[Records for the task]
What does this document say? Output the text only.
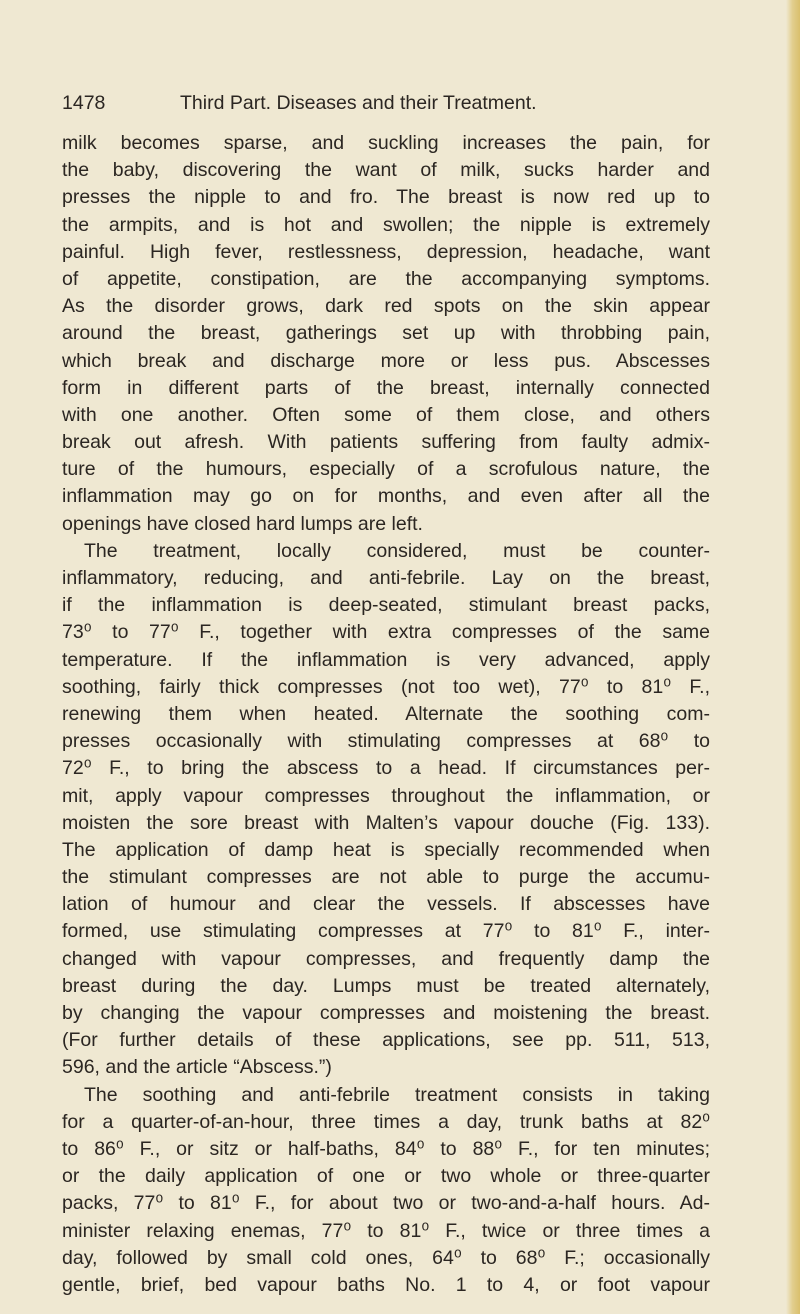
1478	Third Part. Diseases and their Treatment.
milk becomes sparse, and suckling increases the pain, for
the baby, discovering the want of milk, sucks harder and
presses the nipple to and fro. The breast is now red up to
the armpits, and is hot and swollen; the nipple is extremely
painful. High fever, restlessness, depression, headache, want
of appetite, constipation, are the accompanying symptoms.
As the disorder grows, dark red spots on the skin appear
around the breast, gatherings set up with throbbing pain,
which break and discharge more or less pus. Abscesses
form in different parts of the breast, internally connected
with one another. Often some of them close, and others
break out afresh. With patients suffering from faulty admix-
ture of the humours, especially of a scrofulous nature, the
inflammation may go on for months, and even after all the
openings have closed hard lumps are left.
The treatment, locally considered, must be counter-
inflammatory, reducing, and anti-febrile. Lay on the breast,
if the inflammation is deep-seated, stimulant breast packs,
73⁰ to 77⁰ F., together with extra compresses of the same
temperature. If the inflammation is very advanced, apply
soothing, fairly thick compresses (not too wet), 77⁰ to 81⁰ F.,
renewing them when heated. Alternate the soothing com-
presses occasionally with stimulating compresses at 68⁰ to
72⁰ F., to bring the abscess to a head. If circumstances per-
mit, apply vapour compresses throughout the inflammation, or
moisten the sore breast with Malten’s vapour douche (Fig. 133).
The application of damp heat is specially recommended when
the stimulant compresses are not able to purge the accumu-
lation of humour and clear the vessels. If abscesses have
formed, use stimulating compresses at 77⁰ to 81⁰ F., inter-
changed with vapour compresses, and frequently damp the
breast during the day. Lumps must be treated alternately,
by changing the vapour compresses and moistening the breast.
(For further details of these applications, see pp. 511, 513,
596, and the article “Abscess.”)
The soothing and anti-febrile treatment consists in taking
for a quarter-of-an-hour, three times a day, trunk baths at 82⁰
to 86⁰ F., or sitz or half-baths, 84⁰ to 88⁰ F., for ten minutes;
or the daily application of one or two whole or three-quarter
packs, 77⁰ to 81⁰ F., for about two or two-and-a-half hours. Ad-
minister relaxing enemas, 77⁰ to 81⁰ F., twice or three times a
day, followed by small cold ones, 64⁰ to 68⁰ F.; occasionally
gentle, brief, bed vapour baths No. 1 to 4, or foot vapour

[Problem requirements] Wherever the string "have" occurs in the listing, return the line it sits on.

[Your response]
openings have closed hard lumps are left.
lation of humour and clear the vessels. If abscesses have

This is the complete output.